§ YOUR TASK
Quote all of the entries word for word.

^^^^

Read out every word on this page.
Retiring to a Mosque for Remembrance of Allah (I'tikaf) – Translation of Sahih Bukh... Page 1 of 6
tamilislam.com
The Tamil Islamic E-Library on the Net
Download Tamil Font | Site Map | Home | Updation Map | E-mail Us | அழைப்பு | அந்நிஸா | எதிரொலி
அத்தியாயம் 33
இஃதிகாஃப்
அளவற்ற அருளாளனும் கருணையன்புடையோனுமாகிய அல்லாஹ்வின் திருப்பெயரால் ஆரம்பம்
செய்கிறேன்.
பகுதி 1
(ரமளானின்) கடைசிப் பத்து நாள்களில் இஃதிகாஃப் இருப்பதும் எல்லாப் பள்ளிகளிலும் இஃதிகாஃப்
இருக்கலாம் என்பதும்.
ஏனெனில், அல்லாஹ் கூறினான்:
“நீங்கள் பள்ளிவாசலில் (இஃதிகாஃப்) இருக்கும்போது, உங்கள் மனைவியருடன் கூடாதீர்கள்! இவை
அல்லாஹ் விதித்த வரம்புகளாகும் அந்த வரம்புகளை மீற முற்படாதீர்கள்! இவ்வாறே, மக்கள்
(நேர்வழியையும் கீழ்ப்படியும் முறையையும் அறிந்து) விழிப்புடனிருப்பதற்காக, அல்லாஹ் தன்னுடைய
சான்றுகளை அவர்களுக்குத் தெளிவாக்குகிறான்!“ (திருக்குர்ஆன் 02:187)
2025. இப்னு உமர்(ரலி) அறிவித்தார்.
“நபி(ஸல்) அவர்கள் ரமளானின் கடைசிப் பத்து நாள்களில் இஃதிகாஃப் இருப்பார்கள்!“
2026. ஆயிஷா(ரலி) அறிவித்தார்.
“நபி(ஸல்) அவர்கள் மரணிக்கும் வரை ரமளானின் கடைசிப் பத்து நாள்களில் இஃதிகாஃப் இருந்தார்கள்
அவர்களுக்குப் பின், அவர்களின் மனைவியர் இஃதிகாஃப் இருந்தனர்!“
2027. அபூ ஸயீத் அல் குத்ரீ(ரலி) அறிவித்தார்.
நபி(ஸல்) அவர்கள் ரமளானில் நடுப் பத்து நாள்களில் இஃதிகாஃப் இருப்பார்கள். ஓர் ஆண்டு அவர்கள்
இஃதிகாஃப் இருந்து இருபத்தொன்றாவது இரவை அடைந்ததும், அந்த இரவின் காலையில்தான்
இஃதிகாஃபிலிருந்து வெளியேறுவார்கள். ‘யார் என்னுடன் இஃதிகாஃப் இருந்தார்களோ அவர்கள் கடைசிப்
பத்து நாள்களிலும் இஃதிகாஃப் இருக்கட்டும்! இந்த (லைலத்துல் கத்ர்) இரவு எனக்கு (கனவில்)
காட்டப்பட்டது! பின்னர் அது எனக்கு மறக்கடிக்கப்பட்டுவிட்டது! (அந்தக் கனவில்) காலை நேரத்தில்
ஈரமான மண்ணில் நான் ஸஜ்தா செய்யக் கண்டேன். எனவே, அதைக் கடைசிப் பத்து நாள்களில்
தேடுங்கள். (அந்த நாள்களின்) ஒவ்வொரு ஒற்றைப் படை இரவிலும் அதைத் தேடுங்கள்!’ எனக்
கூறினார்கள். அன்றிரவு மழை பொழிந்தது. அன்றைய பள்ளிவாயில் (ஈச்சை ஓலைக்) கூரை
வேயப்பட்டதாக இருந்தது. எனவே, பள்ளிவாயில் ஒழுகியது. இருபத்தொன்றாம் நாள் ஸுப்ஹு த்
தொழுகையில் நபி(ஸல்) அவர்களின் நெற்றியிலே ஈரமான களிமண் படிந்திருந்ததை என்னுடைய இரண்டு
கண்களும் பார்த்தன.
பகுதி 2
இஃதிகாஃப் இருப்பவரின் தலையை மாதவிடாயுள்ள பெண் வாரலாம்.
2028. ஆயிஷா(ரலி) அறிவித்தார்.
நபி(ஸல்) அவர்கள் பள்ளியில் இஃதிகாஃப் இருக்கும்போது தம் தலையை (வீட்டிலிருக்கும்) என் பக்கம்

^^^^

§ CORRECT RESPONSE
Read out every word on this page.
Retiring to a Mosque for Remembrance of Allah (I'tikaf) – Translation of Sahih Bukh... Page 1 of 6
tamilislam.com
The Tamil Islamic E-Library on the Net
Download Tamil Font | Site Map | Home | Updation Map | E-mail Us | அழைப்பு | அந்நிஸா | எதிரொலி
அத்தியாயம் 33
இஃதிகாஃப்
அளவற்ற அருளாளனும் கருணையன்புடையோனுமாகிய அல்லாஹ்வின் திருப்பெயரால் ஆரம்பம்
செய்கிறேன்.
பகுதி 1
(ரமளானின்) கடைசிப் பத்து நாள்களில் இஃதிகாஃப் இருப்பதும் எல்லாப் பள்ளிகளிலும் இஃதிகாஃப்
இருக்கலாம் என்பதும்.
ஏனெனில், அல்லாஹ் கூறினான்:
“நீங்கள் பள்ளிவாசலில் (இஃதிகாஃப்) இருக்கும்போது, உங்கள் மனைவியருடன் கூடாதீர்கள்! இவை
அல்லாஹ் விதித்த வரம்புகளாகும் அந்த வரம்புகளை மீற முற்படாதீர்கள்! இவ்வாறே, மக்கள்
(நேர்வழியையும் கீழ்ப்படியும் முறையையும் அறிந்து) விழிப்புடனிருப்பதற்காக, அல்லாஹ் தன்னுடைய
சான்றுகளை அவர்களுக்குத் தெளிவாக்குகிறான்!“ (திருக்குர்ஆன் 02:187)
2025. இப்னு உமர்(ரலி) அறிவித்தார்.
“நபி(ஸல்) அவர்கள் ரமளானின் கடைசிப் பத்து நாள்களில் இஃதிகாஃப் இருப்பார்கள்!“
2026. ஆயிஷா(ரலி) அறிவித்தார்.
“நபி(ஸல்) அவர்கள் மரணிக்கும் வரை ரமளானின் கடைசிப் பத்து நாள்களில் இஃதிகாஃப் இருந்தார்கள்
அவர்களுக்குப் பின், அவர்களின் மனைவியர் இஃதிகாஃப் இருந்தனர்!“
2027. அபூ ஸயீத் அல் குத்ரீ(ரலி) அறிவித்தார்.
நபி(ஸல்) அவர்கள் ரமளானில் நடுப் பத்து நாள்களில் இஃதிகாஃப் இருப்பார்கள். ஓர் ஆண்டு அவர்கள்
இஃதிகாஃப் இருந்து இருபத்தொன்றாவது இரவை அடைந்ததும், அந்த இரவின் காலையில்தான்
இஃதிகாஃபிலிருந்து வெளியேறுவார்கள். ‘யார் என்னுடன் இஃதிகாஃப் இருந்தார்களோ அவர்கள் கடைசிப்
பத்து நாள்களிலும் இஃதிகாஃப் இருக்கட்டும்! இந்த (லைலத்துல் கத்ர்) இரவு எனக்கு (கனவில்)
காட்டப்பட்டது! பின்னர் அது எனக்கு மறக்கடிக்கப்பட்டுவிட்டது! (அந்தக் கனவில்) காலை நேரத்தில்
ஈரமான மண்ணில் நான் ஸஜ்தா செய்யக் கண்டேன். எனவே, அதைக் கடைசிப் பத்து நாள்களில்
தேடுங்கள். (அந்த நாள்களின்) ஒவ்வொரு ஒற்றைப் படை இரவிலும் அதைத் தேடுங்கள்!’ எனக்
கூறினார்கள். அன்றிரவு மழை பொழிந்தது. அன்றைய பள்ளிவாயில் (ஈச்சை ஓலைக்) கூரை
வேயப்பட்டதாக இருந்தது. எனவே, பள்ளிவாயில் ஒழுகியது. இருபத்தொன்றாம் நாள் ஸுப்ஹு த்
தொழுகையில் நபி(ஸல்) அவர்களின் நெற்றியிலே ஈரமான களிமண் படிந்திருந்ததை என்னுடைய இரண்டு
கண்களும் பார்த்தன.
பகுதி 2
இஃதிகாஃப் இருப்பவரின் தலையை மாதவிடாயுள்ள பெண் வாரலாம்.
2028. ஆயிஷா(ரலி) அறிவித்தார்.
நபி(ஸல்) அவர்கள் பள்ளியில் இஃதிகாஃப் இருக்கும்போது தம் தலையை (வீட்டிலிருக்கும்) என் பக்கம்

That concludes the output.